> Written task:
Reproduce the listing below character for character; drop every image.
::: Records provided :::
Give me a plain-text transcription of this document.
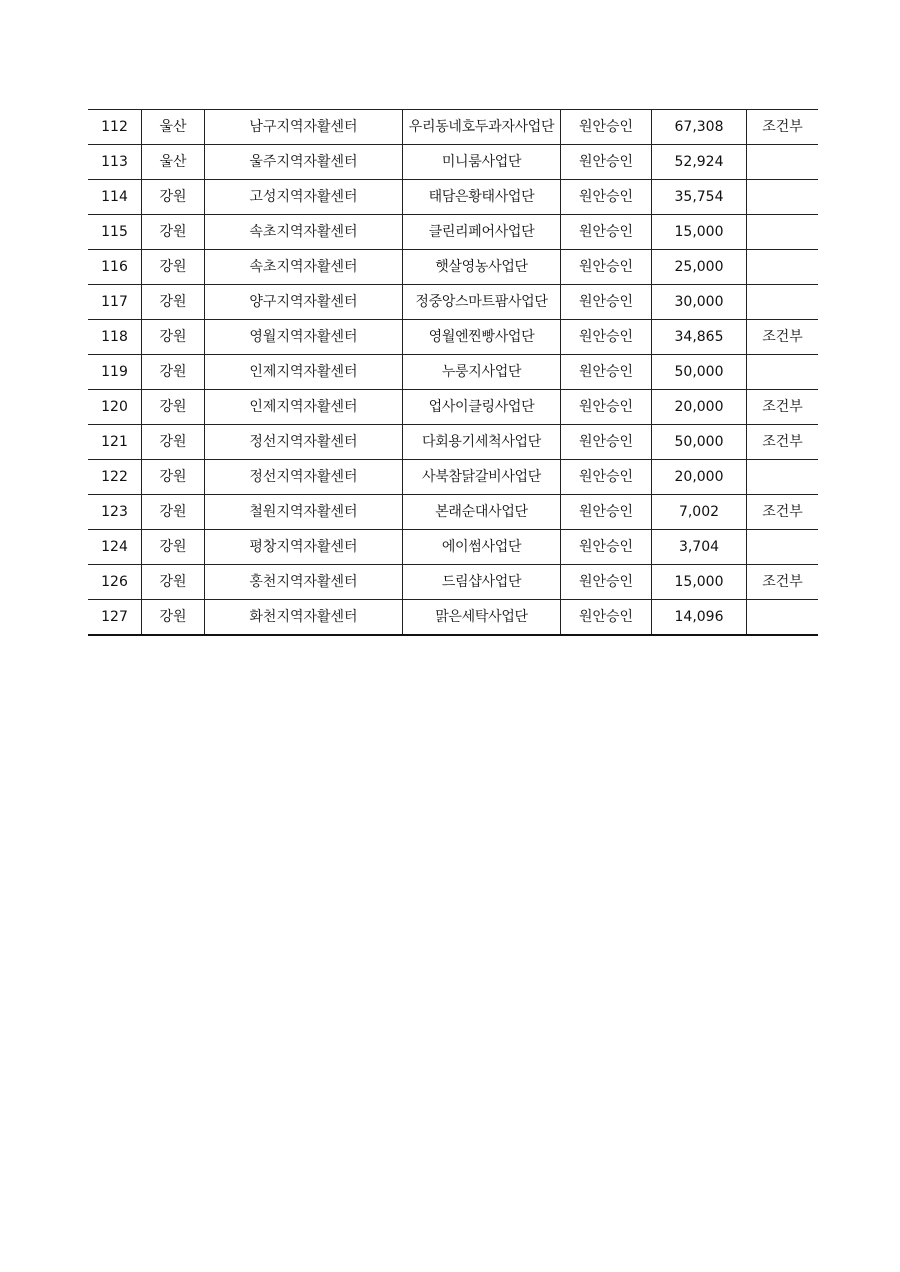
112	울산	남구지역자활센터	우리동네호두과자사업단	원안승인	67,308	조건부
113	울산	울주지역자활센터	미니룸사업단	원안승인	52,924	
114	강원	고성지역자활센터	태담은황태사업단	원안승인	35,754	
115	강원	속초지역자활센터	클린리페어사업단	원안승인	15,000	
116	강원	속초지역자활센터	햇살영농사업단	원안승인	25,000	
117	강원	양구지역자활센터	정중앙스마트팜사업단	원안승인	30,000	
118	강원	영월지역자활센터	영월엔찐빵사업단	원안승인	34,865	조건부
119	강원	인제지역자활센터	누룽지사업단	원안승인	50,000	
120	강원	인제지역자활센터	업사이클링사업단	원안승인	20,000	조건부
121	강원	정선지역자활센터	다회용기세척사업단	원안승인	50,000	조건부
122	강원	정선지역자활센터	사북참닭갈비사업단	원안승인	20,000	
123	강원	철원지역자활센터	본래순대사업단	원안승인	7,002	조건부
124	강원	평창지역자활센터	에이썸사업단	원안승인	3,704	
126	강원	홍천지역자활센터	드림샵사업단	원안승인	15,000	조건부
127	강원	화천지역자활센터	맑은세탁사업단	원안승인	14,096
:::
> Expected output:
Give me a plain-text transcription of this document.
112	울산	남구지역자활센터	우리동네호두과자사업단	원안승인	67,308	조건부
113	울산	울주지역자활센터	미니룸사업단	원안승인	52,924	
114	강원	고성지역자활센터	태담은황태사업단	원안승인	35,754	
115	강원	속초지역자활센터	클린리페어사업단	원안승인	15,000	
116	강원	속초지역자활센터	햇살영농사업단	원안승인	25,000	
117	강원	양구지역자활센터	정중앙스마트팜사업단	원안승인	30,000	
118	강원	영월지역자활센터	영월엔찐빵사업단	원안승인	34,865	조건부
119	강원	인제지역자활센터	누룽지사업단	원안승인	50,000	
120	강원	인제지역자활센터	업사이클링사업단	원안승인	20,000	조건부
121	강원	정선지역자활센터	다회용기세척사업단	원안승인	50,000	조건부
122	강원	정선지역자활센터	사북참닭갈비사업단	원안승인	20,000	
123	강원	철원지역자활센터	본래순대사업단	원안승인	7,002	조건부
124	강원	평창지역자활센터	에이썸사업단	원안승인	3,704	
126	강원	홍천지역자활센터	드림샵사업단	원안승인	15,000	조건부
127	강원	화천지역자활센터	맑은세탁사업단	원안승인	14,096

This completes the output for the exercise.